§ **Request**
Copy out every line containing the word "screenshot".

— START The data —

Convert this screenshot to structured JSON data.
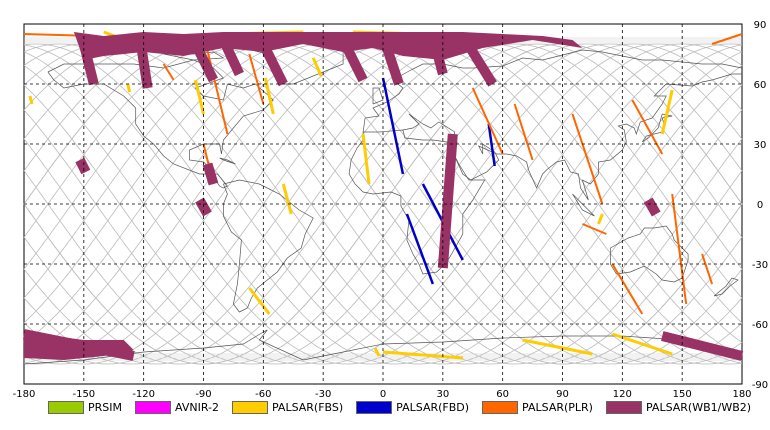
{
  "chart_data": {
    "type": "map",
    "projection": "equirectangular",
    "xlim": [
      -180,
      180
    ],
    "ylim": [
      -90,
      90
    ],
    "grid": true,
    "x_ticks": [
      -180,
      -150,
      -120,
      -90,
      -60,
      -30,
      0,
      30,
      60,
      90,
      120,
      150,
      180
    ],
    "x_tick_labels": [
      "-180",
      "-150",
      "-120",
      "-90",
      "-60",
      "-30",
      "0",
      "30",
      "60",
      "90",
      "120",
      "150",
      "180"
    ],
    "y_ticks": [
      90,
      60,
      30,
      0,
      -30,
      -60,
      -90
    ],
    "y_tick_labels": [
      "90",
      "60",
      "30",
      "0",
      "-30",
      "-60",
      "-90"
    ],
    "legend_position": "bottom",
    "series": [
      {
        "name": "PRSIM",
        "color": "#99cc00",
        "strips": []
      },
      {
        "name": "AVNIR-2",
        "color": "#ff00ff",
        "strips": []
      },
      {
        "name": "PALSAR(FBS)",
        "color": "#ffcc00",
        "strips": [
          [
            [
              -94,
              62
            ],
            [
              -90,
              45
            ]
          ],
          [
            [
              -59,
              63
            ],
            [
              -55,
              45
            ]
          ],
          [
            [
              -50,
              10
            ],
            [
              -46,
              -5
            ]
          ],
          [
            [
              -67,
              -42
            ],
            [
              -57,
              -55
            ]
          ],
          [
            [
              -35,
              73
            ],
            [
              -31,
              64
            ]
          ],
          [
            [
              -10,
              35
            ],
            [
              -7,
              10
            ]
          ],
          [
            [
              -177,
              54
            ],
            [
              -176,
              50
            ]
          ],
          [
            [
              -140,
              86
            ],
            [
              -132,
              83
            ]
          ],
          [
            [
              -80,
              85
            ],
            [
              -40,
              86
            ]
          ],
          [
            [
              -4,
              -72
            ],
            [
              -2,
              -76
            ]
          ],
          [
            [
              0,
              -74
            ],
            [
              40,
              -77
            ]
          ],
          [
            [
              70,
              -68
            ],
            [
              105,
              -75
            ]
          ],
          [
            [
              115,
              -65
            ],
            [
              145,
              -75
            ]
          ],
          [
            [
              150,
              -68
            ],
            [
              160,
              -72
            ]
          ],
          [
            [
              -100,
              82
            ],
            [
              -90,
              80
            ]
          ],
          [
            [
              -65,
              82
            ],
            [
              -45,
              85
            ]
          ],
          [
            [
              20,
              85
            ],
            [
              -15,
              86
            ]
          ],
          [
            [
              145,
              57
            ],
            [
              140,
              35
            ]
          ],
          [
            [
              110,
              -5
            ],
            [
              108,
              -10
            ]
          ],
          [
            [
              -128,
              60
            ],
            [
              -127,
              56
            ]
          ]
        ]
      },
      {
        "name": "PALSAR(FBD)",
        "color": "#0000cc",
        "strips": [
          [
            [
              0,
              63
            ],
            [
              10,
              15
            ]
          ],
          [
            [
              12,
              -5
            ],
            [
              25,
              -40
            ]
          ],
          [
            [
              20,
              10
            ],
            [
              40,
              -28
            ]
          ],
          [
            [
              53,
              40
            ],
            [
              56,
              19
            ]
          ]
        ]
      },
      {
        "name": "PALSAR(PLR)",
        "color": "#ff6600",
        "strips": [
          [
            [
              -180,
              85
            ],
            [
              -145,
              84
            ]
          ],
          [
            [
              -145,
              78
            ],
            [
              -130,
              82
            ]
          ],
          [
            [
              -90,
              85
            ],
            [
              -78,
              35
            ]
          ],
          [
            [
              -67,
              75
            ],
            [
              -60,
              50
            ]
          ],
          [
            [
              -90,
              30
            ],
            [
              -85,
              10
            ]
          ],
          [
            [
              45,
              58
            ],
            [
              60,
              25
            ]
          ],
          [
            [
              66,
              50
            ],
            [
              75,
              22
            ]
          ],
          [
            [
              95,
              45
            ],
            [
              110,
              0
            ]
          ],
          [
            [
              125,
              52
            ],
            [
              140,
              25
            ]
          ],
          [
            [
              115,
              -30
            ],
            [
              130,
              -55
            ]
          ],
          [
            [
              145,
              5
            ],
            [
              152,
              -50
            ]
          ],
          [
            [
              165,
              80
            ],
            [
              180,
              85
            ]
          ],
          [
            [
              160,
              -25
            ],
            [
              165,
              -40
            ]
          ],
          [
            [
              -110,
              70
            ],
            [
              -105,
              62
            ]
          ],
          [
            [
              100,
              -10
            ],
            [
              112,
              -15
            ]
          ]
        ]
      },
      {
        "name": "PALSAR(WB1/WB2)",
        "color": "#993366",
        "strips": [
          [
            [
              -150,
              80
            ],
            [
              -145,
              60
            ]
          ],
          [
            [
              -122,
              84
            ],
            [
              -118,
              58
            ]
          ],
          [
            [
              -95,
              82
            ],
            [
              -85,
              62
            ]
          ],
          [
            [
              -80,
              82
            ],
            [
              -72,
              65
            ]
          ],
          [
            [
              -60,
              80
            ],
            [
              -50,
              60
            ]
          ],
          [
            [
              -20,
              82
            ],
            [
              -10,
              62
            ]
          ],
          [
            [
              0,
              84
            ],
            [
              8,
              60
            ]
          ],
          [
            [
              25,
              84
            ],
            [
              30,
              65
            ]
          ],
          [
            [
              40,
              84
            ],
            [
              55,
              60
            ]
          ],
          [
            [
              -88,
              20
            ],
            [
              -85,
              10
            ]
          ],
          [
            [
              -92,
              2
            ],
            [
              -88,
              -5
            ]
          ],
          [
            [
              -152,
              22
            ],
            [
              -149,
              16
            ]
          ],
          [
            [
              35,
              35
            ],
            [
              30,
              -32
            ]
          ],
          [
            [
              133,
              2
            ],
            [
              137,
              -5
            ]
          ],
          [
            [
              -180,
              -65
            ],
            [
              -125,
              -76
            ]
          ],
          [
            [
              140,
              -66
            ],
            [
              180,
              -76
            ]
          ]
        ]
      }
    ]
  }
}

— END The data —
— START The data —

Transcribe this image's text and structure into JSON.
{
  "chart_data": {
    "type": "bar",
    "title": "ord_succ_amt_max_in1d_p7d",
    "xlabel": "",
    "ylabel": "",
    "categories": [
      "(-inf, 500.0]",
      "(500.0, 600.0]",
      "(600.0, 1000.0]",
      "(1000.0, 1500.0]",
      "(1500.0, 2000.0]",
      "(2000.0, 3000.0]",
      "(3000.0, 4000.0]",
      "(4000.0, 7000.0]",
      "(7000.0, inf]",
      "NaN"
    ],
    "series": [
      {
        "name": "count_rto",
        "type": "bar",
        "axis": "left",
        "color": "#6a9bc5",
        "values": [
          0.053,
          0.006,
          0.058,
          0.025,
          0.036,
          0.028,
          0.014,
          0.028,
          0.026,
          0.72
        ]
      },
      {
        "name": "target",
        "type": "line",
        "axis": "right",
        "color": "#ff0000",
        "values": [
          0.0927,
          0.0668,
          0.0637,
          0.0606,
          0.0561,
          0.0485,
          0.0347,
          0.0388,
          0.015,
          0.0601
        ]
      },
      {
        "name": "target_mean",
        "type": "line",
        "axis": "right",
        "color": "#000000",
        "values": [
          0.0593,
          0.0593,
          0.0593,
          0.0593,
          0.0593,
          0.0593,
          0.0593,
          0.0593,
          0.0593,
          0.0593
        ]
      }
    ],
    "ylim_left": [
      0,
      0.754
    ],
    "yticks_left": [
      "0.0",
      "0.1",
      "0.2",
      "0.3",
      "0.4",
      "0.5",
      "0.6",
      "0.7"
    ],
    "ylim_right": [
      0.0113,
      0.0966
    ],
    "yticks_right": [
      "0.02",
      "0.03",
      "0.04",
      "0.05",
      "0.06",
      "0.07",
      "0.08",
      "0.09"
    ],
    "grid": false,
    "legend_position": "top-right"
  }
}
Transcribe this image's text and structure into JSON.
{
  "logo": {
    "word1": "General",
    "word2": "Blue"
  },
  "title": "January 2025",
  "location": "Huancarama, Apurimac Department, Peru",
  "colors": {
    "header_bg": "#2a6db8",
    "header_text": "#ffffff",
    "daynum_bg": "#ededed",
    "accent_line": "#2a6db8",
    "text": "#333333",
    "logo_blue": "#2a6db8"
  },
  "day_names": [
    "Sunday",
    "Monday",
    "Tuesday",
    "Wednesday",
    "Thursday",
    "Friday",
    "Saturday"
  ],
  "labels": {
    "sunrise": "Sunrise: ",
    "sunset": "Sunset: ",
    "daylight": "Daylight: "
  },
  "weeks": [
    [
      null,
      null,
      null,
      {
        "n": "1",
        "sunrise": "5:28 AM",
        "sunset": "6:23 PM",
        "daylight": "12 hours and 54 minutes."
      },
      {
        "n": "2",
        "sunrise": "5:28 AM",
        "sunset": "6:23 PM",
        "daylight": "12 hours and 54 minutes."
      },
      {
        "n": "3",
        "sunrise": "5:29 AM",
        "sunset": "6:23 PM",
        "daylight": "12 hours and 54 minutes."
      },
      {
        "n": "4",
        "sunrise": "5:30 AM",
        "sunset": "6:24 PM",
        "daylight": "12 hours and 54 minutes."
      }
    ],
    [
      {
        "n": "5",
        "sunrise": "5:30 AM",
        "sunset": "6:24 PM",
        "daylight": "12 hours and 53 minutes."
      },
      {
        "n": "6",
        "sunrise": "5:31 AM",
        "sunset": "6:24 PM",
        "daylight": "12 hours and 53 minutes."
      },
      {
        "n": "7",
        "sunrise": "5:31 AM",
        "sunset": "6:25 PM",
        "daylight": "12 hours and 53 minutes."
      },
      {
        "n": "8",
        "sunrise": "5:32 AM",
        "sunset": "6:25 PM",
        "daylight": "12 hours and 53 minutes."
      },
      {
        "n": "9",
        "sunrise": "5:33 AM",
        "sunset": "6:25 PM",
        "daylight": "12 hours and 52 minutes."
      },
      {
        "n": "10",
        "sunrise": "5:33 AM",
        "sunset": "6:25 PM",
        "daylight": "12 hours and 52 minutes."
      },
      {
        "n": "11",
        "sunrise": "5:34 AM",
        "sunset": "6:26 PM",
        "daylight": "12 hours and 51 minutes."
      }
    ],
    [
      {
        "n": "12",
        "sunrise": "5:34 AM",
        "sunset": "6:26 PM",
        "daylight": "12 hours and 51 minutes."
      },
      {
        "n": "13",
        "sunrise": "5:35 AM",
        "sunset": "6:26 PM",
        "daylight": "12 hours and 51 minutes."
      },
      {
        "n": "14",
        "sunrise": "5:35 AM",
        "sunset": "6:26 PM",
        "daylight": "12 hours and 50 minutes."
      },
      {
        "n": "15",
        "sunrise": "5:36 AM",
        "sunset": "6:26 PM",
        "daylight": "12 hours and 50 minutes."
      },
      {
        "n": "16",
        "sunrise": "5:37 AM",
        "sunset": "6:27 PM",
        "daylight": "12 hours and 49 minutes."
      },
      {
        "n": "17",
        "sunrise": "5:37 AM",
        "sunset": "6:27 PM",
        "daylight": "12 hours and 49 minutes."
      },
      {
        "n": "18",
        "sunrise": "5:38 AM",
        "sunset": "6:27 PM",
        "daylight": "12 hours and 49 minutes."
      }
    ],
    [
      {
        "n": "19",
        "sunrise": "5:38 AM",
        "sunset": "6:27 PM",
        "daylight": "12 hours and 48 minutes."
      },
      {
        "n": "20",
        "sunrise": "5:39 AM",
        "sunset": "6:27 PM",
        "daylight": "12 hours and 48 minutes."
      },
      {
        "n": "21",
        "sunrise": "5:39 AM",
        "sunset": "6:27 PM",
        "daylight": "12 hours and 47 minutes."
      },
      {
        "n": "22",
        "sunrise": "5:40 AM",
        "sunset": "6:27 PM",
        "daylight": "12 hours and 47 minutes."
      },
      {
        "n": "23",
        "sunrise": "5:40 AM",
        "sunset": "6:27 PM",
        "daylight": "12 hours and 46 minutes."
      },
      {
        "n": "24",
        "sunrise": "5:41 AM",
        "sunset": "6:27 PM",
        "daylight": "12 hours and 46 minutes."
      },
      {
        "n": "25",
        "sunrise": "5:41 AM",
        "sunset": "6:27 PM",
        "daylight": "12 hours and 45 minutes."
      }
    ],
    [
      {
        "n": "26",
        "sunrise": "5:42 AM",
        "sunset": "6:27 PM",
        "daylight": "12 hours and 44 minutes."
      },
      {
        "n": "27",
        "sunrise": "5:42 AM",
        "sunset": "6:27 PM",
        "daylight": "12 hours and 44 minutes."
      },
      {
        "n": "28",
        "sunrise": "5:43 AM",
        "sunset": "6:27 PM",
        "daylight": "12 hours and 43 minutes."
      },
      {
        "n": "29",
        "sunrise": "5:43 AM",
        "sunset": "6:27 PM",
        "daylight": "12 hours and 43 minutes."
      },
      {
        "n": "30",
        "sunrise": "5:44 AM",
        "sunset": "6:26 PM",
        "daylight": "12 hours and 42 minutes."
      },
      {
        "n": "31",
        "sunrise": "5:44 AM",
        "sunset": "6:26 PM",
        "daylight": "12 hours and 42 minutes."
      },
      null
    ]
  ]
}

— END The data —
— START The data —

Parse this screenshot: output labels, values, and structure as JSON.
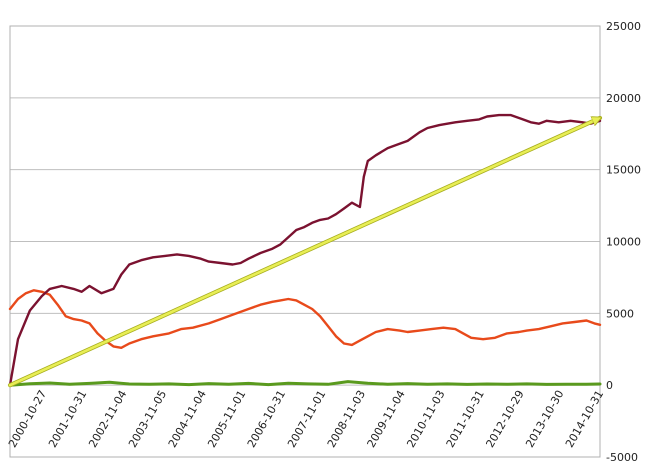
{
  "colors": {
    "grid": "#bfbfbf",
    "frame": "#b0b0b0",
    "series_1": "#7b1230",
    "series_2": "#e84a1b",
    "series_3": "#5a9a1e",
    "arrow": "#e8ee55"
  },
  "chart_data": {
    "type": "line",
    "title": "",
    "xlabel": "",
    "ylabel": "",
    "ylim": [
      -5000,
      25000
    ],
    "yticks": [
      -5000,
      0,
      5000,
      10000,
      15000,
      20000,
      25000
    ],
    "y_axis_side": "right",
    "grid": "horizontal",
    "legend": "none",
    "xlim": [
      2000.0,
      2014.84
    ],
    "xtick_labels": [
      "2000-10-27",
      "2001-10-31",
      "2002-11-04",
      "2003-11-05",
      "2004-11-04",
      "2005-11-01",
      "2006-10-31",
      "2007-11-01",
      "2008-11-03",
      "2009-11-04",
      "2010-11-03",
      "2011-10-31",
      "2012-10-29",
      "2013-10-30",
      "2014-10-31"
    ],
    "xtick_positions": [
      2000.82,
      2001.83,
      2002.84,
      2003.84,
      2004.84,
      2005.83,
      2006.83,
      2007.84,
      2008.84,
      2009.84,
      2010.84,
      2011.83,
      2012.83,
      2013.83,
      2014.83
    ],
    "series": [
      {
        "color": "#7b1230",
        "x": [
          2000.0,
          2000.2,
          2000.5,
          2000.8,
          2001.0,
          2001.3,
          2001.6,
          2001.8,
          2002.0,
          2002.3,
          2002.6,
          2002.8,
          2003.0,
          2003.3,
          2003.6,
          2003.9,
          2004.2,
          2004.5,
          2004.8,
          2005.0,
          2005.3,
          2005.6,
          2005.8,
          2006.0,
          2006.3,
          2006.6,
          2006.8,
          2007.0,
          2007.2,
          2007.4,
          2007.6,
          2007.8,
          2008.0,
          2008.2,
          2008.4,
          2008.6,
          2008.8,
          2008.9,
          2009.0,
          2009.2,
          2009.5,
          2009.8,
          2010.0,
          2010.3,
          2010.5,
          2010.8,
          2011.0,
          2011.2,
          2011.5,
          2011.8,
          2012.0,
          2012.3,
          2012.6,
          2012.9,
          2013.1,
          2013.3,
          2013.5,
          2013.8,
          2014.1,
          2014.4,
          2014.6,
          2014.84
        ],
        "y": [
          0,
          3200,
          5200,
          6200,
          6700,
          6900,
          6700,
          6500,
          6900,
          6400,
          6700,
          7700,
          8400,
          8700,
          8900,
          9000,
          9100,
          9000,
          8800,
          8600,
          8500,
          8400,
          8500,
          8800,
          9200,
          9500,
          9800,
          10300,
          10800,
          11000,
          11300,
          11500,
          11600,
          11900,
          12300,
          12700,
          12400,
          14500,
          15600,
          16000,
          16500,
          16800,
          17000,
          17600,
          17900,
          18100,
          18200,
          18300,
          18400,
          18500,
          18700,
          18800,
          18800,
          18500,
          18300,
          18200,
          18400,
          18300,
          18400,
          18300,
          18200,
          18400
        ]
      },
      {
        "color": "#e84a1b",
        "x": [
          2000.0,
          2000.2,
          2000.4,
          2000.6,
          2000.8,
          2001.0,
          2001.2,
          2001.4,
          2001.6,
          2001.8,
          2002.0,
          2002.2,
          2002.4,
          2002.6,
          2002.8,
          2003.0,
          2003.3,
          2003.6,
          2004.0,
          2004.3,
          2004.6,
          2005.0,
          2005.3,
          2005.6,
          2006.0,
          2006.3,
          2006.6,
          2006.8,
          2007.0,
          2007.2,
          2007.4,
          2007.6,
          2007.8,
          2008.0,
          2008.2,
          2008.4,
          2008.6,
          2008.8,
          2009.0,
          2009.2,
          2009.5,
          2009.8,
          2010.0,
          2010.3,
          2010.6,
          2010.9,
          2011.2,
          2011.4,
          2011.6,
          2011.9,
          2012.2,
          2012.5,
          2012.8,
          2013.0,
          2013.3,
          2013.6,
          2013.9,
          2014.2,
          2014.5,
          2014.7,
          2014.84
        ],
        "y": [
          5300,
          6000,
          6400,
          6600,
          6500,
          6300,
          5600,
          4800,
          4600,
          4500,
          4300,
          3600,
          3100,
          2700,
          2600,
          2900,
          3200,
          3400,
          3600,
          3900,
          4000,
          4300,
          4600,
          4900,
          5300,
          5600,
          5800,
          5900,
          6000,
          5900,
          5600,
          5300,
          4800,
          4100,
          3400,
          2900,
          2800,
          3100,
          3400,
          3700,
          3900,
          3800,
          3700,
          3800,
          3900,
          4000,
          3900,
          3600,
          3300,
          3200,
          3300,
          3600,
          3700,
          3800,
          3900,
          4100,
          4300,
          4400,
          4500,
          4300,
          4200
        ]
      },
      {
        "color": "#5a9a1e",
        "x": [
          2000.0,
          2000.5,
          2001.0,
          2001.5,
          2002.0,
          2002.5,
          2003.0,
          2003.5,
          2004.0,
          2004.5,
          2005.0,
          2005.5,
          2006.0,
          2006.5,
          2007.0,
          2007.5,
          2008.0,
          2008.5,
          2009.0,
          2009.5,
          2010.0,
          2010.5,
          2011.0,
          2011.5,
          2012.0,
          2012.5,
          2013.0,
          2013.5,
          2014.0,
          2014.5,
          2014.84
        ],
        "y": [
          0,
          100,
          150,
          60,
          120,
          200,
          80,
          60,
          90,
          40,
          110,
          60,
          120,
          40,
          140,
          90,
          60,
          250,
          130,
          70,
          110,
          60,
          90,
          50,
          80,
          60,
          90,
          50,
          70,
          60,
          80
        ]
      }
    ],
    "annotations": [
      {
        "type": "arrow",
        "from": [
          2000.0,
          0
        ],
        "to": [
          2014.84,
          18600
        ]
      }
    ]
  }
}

— END The data —

§ **Response to this task**
Convert this screenshot to structured JSON data.
Parse this screenshot: output labels, values, and structure as JSON.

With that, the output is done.